Quand on parcourt la plaine de Thessalie vers Kalambaka, on est brutalement saisi par un paysage extraordinaire.
D'énormes rochers gris, pointus, arrondis par l'érosion, plantés les uns à côté des autres avec presque tous,
des constructions accrochées à leurs sommets. C'est le spectacle grandiose que nous offre le site des Météores.
Les constructions sont des monastères.

La première « skiti » (ermitage) est apparue au IXème siècle au sommet d’un rocher prénommé Rocher de Doupiani.
A la base de ce rocher avait été construite la Chapelle de la Sainte -Vierge probablement datant du XIIème siècle.

Aux environs de 1350, Athanasios Koinovitis, un moine de la communauté du Mont Athos s’installa au sommet
d’une roche plate non loin de Doupiani et construisit la première structure du Grand Météore.

__EXTRAITS DE DONNÉES__:
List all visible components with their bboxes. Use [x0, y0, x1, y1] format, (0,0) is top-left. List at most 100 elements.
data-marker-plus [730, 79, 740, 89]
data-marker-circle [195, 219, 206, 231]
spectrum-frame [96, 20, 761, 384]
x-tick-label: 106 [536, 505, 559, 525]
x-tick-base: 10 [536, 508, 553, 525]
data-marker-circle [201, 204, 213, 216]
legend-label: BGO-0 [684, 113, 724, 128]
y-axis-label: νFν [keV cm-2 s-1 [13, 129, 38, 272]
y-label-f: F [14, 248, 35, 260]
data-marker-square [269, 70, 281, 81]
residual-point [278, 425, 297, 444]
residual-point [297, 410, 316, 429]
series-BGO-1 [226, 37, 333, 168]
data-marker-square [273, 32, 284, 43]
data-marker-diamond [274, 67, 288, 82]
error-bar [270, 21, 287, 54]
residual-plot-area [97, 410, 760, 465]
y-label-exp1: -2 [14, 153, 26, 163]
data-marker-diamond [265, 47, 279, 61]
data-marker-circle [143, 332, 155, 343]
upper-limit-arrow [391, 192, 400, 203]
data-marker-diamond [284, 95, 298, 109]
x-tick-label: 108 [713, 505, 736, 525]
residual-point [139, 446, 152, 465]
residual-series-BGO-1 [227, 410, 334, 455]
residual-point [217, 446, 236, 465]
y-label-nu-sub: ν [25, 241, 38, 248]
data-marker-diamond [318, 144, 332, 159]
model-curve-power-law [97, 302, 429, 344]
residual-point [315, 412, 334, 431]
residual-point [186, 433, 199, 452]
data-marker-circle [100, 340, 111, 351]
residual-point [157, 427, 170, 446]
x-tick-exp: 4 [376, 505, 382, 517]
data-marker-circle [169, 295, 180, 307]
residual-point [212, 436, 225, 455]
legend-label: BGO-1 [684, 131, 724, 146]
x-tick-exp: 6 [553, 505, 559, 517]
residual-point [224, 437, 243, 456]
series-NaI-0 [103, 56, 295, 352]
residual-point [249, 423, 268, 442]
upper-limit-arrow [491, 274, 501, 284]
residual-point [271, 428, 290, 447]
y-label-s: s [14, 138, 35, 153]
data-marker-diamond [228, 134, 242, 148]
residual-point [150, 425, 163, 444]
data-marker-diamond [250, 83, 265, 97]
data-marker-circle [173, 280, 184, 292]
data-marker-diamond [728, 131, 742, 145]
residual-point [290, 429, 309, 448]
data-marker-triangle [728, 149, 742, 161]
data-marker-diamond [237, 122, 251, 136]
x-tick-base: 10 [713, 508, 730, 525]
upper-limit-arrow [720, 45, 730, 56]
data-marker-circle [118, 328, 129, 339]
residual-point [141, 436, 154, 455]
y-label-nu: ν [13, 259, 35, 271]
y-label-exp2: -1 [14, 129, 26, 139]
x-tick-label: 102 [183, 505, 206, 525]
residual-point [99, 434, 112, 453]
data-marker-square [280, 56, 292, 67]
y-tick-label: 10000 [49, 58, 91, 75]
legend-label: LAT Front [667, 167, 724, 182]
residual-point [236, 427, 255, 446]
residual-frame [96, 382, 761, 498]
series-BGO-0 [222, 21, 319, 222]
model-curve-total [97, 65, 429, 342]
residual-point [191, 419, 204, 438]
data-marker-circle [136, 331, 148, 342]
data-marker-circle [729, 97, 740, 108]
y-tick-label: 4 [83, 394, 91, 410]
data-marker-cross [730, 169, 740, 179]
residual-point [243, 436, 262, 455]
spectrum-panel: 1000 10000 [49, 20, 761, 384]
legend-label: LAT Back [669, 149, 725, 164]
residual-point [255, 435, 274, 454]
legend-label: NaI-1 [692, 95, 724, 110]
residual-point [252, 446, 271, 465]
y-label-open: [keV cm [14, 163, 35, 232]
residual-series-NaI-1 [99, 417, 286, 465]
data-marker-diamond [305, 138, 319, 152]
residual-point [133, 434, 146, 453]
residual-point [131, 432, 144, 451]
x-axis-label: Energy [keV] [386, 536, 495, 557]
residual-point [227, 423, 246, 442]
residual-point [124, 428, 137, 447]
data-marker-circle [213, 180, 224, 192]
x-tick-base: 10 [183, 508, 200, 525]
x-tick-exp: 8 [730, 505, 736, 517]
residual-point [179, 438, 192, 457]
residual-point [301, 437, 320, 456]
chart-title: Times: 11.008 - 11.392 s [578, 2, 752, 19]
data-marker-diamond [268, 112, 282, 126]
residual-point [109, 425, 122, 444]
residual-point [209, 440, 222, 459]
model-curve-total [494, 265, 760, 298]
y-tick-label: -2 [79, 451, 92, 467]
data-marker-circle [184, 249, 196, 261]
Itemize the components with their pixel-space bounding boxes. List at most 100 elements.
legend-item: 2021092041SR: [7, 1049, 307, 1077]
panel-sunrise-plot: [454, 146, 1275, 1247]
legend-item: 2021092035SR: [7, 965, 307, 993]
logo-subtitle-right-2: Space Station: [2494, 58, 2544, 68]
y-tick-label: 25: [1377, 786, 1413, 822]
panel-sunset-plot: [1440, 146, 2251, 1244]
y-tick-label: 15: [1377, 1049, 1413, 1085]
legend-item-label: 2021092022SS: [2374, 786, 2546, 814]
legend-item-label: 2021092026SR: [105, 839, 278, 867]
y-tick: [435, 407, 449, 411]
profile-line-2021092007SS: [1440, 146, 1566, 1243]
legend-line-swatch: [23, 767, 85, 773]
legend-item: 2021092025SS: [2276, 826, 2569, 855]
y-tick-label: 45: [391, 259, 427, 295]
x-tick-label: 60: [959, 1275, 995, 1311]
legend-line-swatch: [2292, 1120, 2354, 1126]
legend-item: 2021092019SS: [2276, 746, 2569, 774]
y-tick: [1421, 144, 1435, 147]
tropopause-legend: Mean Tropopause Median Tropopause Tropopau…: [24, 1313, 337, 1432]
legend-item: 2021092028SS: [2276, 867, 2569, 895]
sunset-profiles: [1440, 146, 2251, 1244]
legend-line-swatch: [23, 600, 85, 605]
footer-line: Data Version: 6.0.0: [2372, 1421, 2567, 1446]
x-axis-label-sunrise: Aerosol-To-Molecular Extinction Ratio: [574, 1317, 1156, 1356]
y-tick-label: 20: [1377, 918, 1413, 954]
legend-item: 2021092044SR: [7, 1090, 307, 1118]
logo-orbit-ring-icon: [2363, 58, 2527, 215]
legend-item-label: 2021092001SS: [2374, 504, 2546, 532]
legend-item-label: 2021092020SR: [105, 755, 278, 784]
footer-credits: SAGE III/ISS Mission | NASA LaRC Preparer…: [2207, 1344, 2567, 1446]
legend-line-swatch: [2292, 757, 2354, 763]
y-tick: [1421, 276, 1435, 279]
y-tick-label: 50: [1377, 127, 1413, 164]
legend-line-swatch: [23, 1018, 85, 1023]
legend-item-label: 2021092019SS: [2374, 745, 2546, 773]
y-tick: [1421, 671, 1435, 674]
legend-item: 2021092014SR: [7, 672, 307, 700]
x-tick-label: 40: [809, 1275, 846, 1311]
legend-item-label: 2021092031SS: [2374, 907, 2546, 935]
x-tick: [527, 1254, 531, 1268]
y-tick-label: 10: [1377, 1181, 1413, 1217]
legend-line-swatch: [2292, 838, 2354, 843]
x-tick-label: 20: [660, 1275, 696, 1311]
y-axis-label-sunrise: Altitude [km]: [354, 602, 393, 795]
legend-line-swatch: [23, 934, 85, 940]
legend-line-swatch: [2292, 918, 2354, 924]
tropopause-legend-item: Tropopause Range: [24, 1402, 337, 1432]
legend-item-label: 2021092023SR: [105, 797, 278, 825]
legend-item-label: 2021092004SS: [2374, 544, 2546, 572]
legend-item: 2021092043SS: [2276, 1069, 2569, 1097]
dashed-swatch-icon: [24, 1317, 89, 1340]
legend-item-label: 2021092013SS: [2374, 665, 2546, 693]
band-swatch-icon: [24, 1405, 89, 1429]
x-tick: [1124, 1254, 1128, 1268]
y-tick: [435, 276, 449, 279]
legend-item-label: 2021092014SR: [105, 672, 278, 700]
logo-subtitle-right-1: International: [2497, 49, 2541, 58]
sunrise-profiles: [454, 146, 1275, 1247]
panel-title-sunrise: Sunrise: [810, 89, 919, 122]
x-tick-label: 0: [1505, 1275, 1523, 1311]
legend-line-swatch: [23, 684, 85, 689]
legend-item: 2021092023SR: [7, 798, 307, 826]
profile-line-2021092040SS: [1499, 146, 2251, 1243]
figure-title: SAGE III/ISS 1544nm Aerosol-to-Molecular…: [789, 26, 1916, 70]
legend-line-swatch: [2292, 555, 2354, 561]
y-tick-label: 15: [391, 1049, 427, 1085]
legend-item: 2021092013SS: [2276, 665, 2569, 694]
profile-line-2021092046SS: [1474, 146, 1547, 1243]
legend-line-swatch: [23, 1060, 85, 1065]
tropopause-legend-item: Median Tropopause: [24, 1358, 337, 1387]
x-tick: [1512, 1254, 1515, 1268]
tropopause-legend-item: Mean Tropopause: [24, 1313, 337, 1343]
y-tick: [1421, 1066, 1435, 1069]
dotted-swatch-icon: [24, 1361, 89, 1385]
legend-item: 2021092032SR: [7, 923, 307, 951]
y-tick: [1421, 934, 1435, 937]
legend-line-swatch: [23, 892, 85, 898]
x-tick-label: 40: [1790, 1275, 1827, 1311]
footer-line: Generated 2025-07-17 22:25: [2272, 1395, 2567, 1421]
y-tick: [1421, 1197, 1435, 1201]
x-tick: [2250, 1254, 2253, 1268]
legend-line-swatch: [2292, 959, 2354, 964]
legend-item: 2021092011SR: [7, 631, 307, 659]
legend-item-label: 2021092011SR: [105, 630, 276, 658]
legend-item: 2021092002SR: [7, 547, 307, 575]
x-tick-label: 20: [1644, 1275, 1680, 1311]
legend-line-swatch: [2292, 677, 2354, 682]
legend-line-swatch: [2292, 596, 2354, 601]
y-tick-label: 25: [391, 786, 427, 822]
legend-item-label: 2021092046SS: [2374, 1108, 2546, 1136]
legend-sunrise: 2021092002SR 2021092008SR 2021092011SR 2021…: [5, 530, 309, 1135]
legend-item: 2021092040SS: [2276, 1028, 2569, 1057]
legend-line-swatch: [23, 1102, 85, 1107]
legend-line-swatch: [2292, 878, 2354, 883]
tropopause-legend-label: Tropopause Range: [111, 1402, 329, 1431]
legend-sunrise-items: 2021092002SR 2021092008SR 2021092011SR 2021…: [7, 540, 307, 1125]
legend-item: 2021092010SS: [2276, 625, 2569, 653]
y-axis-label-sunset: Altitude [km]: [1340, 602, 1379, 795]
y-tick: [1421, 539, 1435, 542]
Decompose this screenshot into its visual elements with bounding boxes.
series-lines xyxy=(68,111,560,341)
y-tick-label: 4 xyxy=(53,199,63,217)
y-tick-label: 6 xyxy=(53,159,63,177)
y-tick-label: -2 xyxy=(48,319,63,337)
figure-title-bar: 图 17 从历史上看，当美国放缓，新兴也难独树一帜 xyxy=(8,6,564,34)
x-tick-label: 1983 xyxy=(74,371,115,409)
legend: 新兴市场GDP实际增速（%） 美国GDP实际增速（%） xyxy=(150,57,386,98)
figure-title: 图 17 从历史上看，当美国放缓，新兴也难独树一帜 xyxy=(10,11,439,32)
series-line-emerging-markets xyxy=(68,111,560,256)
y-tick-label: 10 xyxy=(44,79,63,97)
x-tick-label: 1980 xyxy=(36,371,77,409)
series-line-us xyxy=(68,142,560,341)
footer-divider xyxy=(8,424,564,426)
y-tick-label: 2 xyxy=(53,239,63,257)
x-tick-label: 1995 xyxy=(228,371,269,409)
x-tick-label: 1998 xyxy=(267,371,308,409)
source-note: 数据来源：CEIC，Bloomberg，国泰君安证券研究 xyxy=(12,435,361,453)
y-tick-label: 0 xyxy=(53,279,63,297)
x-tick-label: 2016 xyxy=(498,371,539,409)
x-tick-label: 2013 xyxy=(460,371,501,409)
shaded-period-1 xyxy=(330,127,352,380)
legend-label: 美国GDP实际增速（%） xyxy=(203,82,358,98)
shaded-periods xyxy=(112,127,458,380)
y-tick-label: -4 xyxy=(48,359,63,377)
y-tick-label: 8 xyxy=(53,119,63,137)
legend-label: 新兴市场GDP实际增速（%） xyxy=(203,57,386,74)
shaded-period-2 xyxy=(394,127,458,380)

__VOTRE OBJECTIF__: Prolongez le texte sur les Météores en reprenant juste après sa dernière phrase.

__CORRIGÉ DE L'EXERCICE__:
On présume que cette décision fut prise pour des raisons de sécurité mais aussi pour avoir la tranquillité propice à la vie monastique ; l’accès de ce monastère fut interdit aux femmes.

En 1367 le moine Neilos érigeas quatre églises sur différents rochers. A ce jour il n’en subsiste qu’une seule.
En 1388 l’ermite Ioasaf, élève d’Athanasios Koinovitis et fils du roi de Serbie, construisit plusieurs monastères.

Après l’occupation de la Thessalie par les turcs, du XIVème au XVIème siècle, anachorètes et ascètes
fondent de nombreux monastères et églises. Varlaam, Aghios Nicolaos, Aghia Triada, Roussanou, Aghios Stephanos
sont autant de lieux que l'on peut visiter.

Malgré leur exiguïté les monastères étaient munis, outres les cellules des moines, d’une église, d’une citerne d’eau,
d’un réfectoire et même parfois d’une bibliothèque. Au XVIème siècle on comptait près de 16 monastères accessibles
par des ascenseurs panier ou des échelles de corde.

Les monastères subirent de gros dommages pendant la guerre de 39/45. Depuis la restauration de 1960
fresques et documents sont désormais à l’abris.